>> start Provided passage

Will they be content in a 40B? The short answer is- I don't know. I am currently keeping _Xenotilapia singularis, X. bathyphilus, X. flavipinnis, X. papilio, X. spilopterus,_ and _Enantiopus kilesa_, but I've never kept any of my colonies in tanks smaller than 60" x 18", and most of them are larger than that. That said, I don't think a 40B would be large enough for the sand floor lek breeders (_X. singularis, E. kilesa_). However, it might work for the deep-water, _X. bathyphilus_, a maternal mouthbrooder that is quite peaceful. It might also work for a small colony of the biparental mouthbrooder _X. flavipinnis_ once they pair off. I wouldn't even consider trying this with _X. spilopterus_ (an open-water fish that needs more space), or _X. papilio_ (too delicate and expensive for an experiment).

Two points to finish. First, you mentioned that you didn't want to go to a 60" tank, but even a 48" x 18" x 20" tank will give you more options than a 40B. Second, don't let this post discourage you: keeping and breeding _Xeno's_ is not rocket science, but you must be prepared to consistently attend to their needs, and for this you will be amply rewarded. Good luck! :thumb:

A few favourites; _Enantiopus kilesa_-










_Xenotilapia singularis_-


----------



## Hashleywhite (Nov 28, 2020)

>> end Provided passage
>> start Provided data

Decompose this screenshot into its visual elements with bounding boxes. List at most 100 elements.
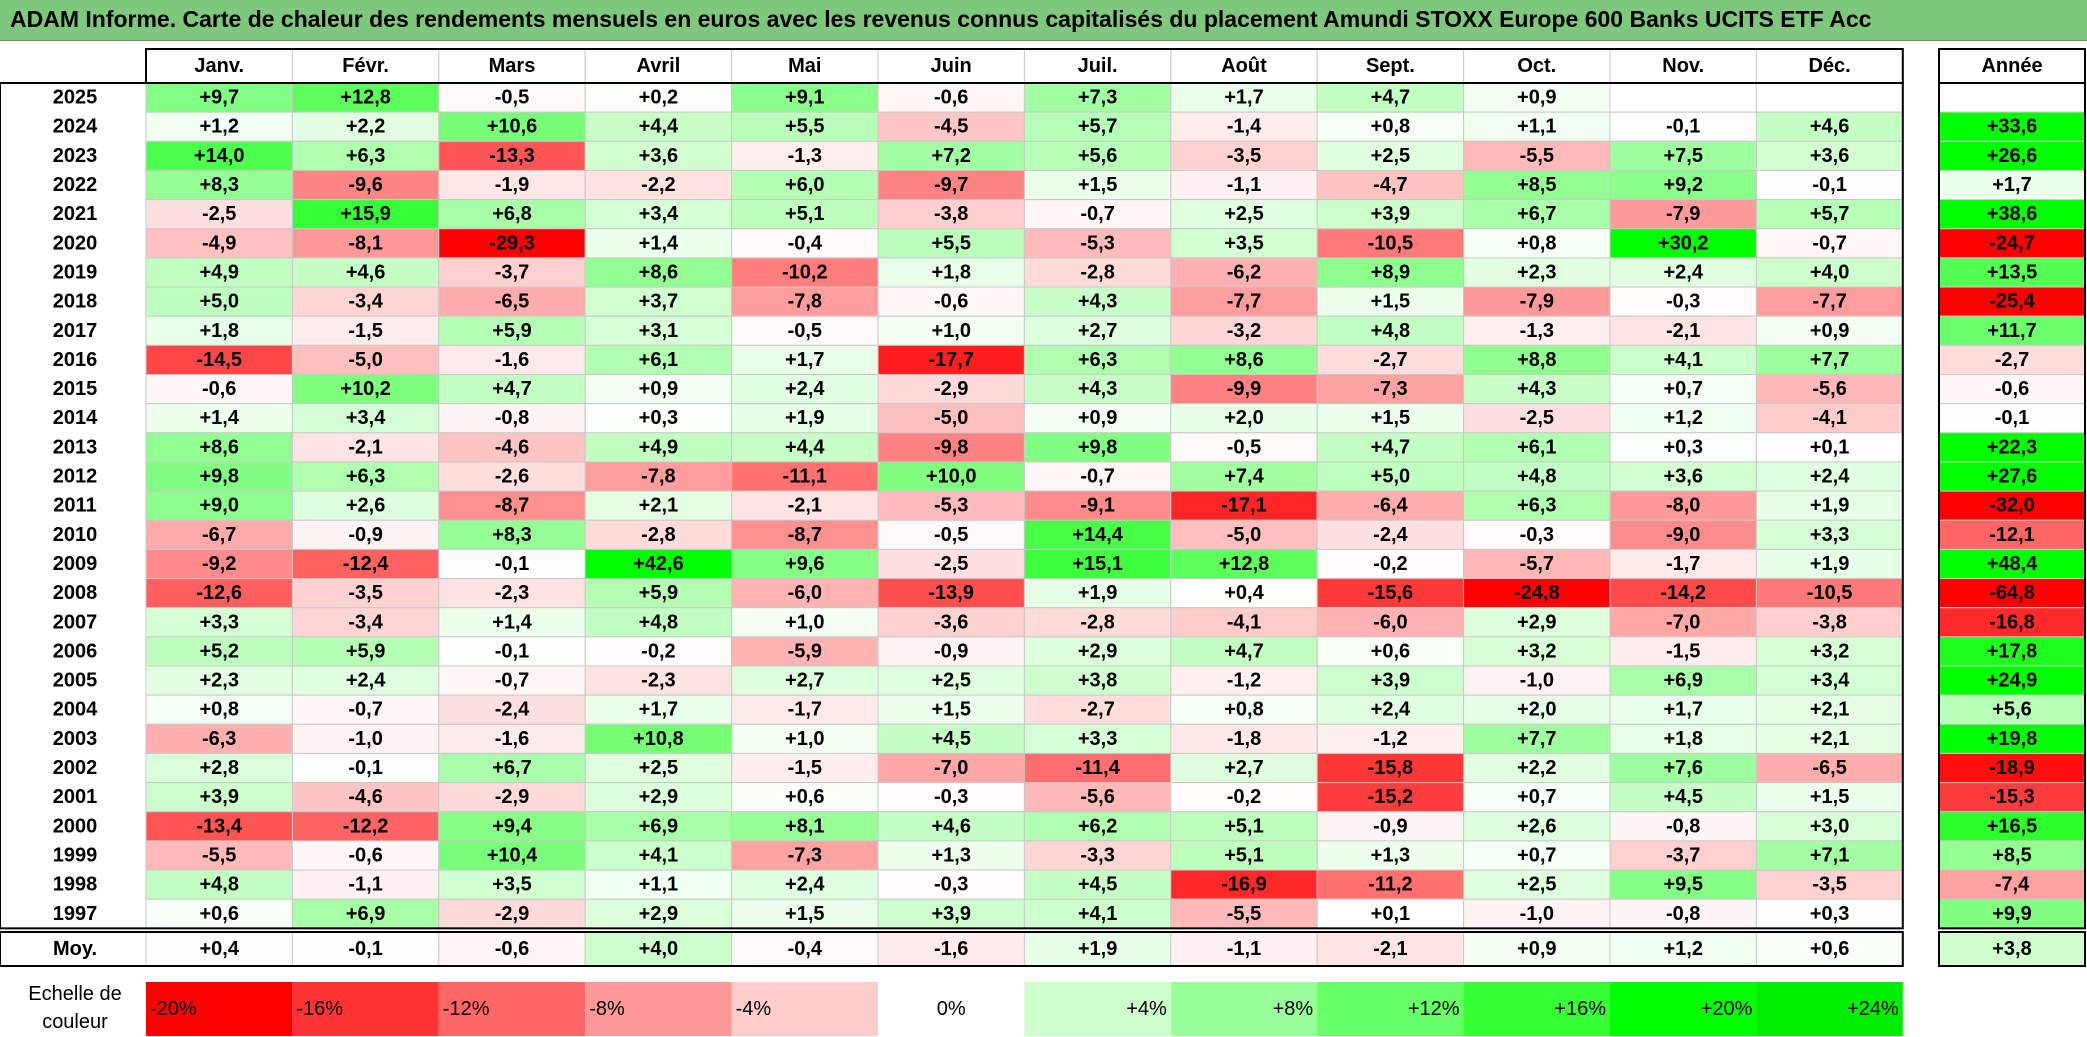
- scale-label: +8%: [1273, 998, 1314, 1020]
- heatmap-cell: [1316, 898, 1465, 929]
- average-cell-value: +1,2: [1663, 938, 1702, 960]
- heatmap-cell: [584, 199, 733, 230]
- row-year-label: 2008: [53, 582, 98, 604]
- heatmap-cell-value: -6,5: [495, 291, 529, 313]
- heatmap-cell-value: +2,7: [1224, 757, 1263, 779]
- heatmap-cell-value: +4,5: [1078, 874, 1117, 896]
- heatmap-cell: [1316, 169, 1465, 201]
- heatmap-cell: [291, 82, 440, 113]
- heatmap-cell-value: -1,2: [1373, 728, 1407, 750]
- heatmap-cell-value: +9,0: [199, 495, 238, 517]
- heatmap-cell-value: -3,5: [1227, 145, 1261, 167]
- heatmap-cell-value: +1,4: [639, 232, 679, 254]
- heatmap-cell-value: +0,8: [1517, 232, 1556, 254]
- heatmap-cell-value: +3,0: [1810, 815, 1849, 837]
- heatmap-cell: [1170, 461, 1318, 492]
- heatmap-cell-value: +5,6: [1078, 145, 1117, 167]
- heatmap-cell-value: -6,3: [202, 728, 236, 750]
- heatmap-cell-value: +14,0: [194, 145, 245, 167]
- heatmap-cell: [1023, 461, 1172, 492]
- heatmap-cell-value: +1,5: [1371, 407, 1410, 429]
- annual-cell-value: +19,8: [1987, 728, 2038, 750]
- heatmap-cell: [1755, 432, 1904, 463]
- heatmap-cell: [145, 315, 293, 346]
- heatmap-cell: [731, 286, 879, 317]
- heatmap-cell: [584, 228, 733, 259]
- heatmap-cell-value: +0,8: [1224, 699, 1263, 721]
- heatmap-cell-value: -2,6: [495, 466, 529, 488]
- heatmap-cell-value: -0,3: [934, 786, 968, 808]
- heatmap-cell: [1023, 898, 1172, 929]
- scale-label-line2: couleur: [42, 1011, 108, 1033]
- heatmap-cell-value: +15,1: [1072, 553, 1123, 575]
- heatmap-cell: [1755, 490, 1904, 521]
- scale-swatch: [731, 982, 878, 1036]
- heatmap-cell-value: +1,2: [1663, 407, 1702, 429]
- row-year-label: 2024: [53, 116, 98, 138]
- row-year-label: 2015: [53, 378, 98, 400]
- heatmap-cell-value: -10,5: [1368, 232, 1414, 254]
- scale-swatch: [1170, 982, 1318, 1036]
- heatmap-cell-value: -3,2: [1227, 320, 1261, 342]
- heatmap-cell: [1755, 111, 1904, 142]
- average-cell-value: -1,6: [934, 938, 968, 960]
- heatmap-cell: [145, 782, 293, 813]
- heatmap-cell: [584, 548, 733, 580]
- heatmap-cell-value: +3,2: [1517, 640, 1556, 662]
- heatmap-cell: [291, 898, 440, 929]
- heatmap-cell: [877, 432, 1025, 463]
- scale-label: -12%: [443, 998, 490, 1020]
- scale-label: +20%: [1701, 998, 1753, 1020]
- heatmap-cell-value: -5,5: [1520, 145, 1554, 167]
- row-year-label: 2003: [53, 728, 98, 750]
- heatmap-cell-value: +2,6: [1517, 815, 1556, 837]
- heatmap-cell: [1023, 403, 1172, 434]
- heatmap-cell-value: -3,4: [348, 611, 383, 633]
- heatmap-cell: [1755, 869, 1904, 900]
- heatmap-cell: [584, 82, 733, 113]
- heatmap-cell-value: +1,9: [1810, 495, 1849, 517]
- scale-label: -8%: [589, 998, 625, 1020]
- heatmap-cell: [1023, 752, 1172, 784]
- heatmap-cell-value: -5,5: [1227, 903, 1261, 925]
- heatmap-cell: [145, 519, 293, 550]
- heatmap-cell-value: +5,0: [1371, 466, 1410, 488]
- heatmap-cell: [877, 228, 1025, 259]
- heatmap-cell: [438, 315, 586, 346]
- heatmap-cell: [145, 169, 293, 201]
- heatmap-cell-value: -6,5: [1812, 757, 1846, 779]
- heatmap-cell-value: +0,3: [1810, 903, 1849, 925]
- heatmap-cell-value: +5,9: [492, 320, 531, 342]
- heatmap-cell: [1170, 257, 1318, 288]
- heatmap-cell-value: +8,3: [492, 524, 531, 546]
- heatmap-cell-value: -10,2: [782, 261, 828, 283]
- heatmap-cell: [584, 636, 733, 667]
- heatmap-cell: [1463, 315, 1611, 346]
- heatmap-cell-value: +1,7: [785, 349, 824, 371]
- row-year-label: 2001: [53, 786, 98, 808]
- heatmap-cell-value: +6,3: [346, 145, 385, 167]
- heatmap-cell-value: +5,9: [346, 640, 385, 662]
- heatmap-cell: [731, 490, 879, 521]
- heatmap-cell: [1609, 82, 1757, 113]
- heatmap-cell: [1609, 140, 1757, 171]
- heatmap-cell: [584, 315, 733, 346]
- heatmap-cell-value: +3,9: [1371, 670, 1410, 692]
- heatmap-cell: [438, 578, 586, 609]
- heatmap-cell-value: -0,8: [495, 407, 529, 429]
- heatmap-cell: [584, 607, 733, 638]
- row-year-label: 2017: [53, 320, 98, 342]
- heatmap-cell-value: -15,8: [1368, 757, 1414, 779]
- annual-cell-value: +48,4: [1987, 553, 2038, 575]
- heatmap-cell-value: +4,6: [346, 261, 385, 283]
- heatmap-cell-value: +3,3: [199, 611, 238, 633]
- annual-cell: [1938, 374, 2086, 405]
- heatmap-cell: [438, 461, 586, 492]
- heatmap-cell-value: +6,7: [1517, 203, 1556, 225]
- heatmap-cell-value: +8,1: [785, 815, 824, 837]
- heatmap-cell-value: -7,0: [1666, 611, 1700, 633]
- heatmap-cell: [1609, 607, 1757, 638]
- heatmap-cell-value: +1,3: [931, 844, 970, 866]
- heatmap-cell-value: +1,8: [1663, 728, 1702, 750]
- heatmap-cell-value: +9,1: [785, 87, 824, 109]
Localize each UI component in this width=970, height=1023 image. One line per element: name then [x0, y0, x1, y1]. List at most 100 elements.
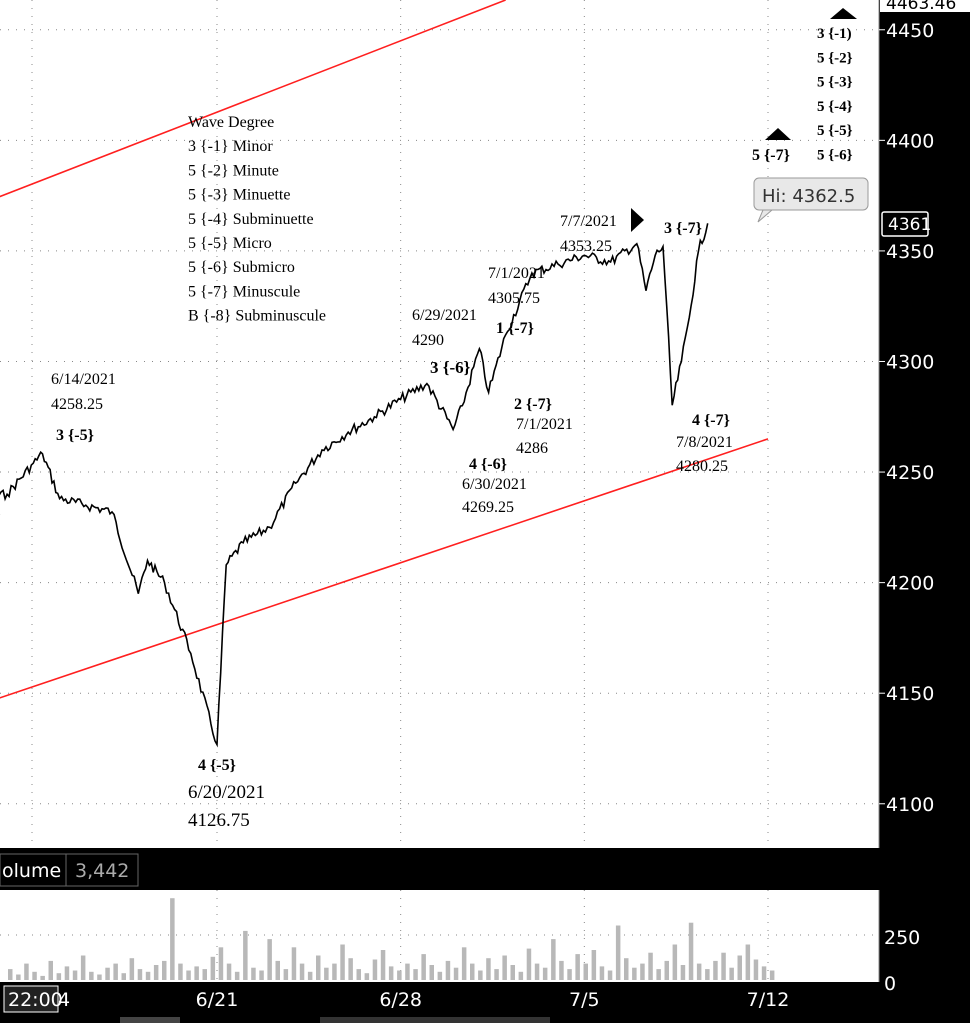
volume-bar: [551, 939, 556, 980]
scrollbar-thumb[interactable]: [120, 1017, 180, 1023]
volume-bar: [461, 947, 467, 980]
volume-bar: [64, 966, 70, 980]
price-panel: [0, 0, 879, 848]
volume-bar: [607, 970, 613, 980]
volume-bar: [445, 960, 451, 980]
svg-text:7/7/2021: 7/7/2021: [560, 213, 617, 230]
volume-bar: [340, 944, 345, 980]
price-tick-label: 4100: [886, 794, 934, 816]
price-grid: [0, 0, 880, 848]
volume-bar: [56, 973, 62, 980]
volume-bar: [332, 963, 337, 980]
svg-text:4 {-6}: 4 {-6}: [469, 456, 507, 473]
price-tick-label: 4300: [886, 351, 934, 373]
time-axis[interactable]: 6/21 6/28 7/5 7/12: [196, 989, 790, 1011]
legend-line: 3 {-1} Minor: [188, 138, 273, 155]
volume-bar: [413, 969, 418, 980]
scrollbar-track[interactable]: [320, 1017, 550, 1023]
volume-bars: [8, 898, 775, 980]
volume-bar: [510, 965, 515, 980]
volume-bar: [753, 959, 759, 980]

>> end Provided data

**Exercise requirements**
1. Update the forum post on keeping Xenotilapia, starting from the words containing "Will they be" and ending with "for an experiment).", and replace "peaceful" with "calm".
2. According to the forum post on keeping Xenotilapia, why would the writer not try a 40B with X. spilopterus or X. papilio?
3. In the forum post on keeping Xenotilapia, what kind of breeder is X. flavipinnis?

**Solutions to the problems**
1.
Will they be content in a 40B? The short answer is- I don't know. I am currently keeping _Xenotilapia singularis, X. bathyphilus, X. flavipinnis, X. papilio, X. spilopterus,_ and _Enantiopus kilesa_, but I've never kept any of my colonies in tanks smaller than 60" x 18", and most of them are larger than that. That said, I don't think a 40B would be large enough for the sand floor lek breeders (_X. singularis, E. kilesa_). However, it might work for the deep-water, _X. bathyphilus_, a maternal mouthbrooder that is quite calm. It might also work for a small colony of the biparental mouthbrooder _X. flavipinnis_ once they pair off. I wouldn't even consider trying this with _X. spilopterus_ (an open-water fish that needs more space), or _X. papilio_ (too delicate and expensive for an experiment).

2. X. spilopterus is an open-water fish that needs more space. X. papilio is too delicate and too expensive to use in an experiment.

3. It is a biparental mouthbrooder.